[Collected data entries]
=====

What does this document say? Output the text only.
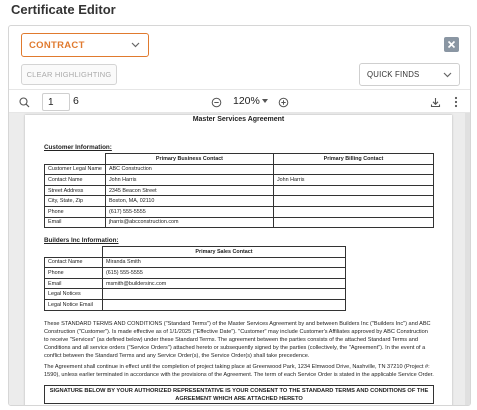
Certificate Editor
CONTRACT
CLEAR HIGHLIGHTING	QUICK FINDS
1	6	120%
Master Services Agreement
Customer Information:
	Primary Business Contact	Primary Billing Contact
Customer Legal Name	ABC Construction	
Contact Name	John Harris	John Harris
Street Address	2345 Beacon Street	
City, State, Zip	Boston, MA, 02110	
Phone	(617) 555-5555	
Email	jharris@abcconstruction.com	
Builders Inc Information:
	Primary Sales Contact
Contact Name	Miranda Smith
Phone	(615) 555-5555
Email	msmith@buildersinc.com
Legal Notices	
Legal Notice Email	
These STANDARD TERMS AND CONDITIONS ("Standard Terms") of the Master Services Agreement by and between Builders Inc ("Builders Inc") and ABC Construction ("Customer"). Is made effective as of 1/1/2025 ("Effective Date"). "Customer" may include Customer's Affiliates approved by ABC Construction to receive "Services" (as defined below) under these Standard Terms. The agreement between the parties consists of the attached Standard Terms and Conditions and all service orders ("Service Orders") attached hereto or subsequently signed by the parties (collectively, the "Agreement"). In the event of a conflict between the Standard Terms and any Service Order(s), the Service Order(s) shall take precedence.
The Agreement shall continue in effect until the completion of project taking place at Greenwood Park, 1234 Elmwood Drive, Nashville, TN 37210 (Project #: 1590), unless earlier terminated in accordance with the provisions of the Agreement. The term of each Service Order is stated in the applicable Service Order.
SIGNATURE BELOW BY YOUR AUTHORIZED REPRESENTATIVE IS YOUR CONSENT TO THE STANDARD TERMS AND CONDITIONS OF THE AGREEMENT WHICH ARE ATTACHED HERETO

=====

Problem statement: Return the lines of the records that include the string "CONDITIONS".

Exercise answer:
These STANDARD TERMS AND CONDITIONS ("Standard Terms") of the Master Services Agreement by and between Builders Inc ("Builders Inc") and ABC Construction ("Customer"). Is made effective as of 1/1/2025 ("Effective Date"). "Customer" may include Customer's Affiliates approved by ABC Construction to receive "Services" (as defined below) under these Standard Terms. The agreement between the parties consists of the attached Standard Terms and Conditions and all service orders ("Service Orders") attached hereto or subsequently signed by the parties (collectively, the "Agreement"). In the event of a conflict between the Standard Terms and any Service Order(s), the Service Order(s) shall take precedence.
SIGNATURE BELOW BY YOUR AUTHORIZED REPRESENTATIVE IS YOUR CONSENT TO THE STANDARD TERMS AND CONDITIONS OF THE AGREEMENT WHICH ARE ATTACHED HERETO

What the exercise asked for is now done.